DATASET EXCERPTS -
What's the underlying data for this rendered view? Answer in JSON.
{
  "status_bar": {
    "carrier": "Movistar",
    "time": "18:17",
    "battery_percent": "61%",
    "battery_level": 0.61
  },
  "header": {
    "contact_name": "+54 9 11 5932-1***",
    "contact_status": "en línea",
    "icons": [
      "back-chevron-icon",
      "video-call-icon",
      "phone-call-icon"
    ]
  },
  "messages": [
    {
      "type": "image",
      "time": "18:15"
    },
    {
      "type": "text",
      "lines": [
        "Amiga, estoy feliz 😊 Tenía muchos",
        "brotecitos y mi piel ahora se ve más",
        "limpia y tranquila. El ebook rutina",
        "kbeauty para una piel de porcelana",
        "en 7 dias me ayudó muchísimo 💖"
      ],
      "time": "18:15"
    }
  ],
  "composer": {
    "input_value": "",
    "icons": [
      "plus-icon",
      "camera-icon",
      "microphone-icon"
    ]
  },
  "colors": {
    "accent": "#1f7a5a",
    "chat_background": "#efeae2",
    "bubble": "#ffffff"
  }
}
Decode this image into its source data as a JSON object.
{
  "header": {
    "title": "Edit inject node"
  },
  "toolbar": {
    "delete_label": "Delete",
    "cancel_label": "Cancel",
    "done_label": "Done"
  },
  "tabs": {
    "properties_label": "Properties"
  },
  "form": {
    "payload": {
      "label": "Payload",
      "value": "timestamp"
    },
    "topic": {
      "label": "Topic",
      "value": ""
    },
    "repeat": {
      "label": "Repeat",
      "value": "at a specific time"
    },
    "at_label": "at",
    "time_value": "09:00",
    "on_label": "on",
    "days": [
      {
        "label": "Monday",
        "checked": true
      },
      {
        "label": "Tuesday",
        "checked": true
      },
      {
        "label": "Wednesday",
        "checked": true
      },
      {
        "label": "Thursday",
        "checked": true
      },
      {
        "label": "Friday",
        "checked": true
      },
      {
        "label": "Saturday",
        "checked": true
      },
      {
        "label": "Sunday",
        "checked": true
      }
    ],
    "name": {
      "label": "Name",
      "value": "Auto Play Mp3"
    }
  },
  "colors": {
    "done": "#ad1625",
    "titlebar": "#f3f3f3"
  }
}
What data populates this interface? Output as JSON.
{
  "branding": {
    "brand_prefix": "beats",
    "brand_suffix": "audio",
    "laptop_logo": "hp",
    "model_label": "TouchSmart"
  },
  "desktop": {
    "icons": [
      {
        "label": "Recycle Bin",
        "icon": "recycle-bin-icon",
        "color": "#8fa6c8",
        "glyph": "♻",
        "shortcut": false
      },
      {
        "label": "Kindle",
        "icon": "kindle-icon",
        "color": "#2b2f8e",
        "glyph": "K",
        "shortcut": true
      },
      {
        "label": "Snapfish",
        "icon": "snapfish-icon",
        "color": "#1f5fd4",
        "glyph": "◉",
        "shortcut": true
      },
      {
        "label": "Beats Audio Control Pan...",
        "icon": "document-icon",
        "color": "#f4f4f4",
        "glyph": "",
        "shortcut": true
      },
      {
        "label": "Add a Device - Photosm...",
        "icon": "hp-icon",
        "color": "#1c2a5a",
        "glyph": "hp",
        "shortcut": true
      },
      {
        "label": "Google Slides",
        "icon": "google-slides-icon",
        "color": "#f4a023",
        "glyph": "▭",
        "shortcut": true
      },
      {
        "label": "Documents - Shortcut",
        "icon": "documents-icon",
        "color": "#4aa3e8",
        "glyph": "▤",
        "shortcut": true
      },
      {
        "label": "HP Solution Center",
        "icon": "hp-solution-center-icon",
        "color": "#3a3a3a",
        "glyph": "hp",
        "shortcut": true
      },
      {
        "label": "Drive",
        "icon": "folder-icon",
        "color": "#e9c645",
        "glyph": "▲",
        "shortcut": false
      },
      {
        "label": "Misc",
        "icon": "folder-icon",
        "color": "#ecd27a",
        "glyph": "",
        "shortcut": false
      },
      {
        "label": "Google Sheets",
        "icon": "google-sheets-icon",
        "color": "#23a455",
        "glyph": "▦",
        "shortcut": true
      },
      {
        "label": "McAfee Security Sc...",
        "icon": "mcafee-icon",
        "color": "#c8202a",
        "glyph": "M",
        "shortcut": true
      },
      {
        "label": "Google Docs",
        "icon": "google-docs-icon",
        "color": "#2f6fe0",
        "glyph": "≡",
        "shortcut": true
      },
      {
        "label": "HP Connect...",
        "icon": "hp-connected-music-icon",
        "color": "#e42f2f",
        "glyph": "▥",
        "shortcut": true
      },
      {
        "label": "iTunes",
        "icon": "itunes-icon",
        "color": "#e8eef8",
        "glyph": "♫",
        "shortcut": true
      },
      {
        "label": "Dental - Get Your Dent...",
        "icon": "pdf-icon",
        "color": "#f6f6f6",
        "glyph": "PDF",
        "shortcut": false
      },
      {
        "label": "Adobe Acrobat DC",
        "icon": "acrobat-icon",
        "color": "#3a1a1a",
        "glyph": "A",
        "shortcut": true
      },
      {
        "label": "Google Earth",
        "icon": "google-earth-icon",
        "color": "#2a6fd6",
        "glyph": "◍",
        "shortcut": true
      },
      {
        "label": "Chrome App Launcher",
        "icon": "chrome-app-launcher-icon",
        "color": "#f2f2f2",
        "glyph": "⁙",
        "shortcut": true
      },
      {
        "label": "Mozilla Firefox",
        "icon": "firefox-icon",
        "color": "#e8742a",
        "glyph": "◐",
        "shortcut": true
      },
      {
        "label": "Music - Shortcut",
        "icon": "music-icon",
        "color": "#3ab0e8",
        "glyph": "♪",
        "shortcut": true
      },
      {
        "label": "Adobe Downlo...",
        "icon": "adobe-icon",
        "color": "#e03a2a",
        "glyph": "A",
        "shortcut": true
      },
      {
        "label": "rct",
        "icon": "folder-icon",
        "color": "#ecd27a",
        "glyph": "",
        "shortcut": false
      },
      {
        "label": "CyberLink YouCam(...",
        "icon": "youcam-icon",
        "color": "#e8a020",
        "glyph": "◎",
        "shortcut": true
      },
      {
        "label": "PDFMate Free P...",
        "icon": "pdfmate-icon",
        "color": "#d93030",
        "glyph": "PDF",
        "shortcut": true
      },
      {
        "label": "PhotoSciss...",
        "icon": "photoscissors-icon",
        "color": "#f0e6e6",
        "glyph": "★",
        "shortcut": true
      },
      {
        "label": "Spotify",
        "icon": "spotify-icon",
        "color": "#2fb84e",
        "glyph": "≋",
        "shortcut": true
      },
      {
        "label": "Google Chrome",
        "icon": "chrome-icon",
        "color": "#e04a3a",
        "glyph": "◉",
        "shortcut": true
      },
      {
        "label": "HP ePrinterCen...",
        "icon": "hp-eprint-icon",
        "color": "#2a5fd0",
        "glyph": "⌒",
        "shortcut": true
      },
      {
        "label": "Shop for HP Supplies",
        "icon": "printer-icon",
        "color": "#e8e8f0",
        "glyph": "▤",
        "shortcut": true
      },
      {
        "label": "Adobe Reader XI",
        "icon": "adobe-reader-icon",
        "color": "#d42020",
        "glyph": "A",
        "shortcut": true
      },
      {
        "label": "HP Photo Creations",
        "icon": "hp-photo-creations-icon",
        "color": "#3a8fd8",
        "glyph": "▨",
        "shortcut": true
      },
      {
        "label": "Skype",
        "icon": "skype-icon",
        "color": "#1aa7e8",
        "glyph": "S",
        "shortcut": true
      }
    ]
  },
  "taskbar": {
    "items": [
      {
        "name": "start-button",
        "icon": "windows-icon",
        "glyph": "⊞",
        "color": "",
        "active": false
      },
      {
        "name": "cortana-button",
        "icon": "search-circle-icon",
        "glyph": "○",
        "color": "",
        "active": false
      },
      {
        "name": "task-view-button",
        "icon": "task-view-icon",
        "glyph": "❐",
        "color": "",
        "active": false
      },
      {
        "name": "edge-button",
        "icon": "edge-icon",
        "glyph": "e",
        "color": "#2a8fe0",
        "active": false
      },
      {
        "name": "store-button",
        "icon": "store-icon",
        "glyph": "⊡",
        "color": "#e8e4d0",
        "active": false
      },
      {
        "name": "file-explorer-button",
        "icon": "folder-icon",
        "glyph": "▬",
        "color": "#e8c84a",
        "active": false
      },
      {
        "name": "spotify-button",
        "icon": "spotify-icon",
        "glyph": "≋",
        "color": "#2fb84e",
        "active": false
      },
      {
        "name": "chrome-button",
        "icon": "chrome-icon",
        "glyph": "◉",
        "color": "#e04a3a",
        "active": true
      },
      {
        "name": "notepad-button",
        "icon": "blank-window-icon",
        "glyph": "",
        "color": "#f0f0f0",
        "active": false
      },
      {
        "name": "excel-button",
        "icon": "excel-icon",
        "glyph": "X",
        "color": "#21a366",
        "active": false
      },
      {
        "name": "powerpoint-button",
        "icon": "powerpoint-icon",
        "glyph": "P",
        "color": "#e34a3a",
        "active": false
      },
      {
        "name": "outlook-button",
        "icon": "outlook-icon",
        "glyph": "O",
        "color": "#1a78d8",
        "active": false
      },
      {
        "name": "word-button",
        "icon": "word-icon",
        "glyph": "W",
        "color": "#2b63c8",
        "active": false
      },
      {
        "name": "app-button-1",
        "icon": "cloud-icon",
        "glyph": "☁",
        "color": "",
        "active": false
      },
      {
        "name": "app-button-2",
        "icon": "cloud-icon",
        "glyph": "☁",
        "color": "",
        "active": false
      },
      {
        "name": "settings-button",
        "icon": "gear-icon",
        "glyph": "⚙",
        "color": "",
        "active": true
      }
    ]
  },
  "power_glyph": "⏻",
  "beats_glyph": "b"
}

PROBLEM DETAILS - Of the lines in the listing, how many hold the word "this"? Nothing but the number is needed.

RESULT - 3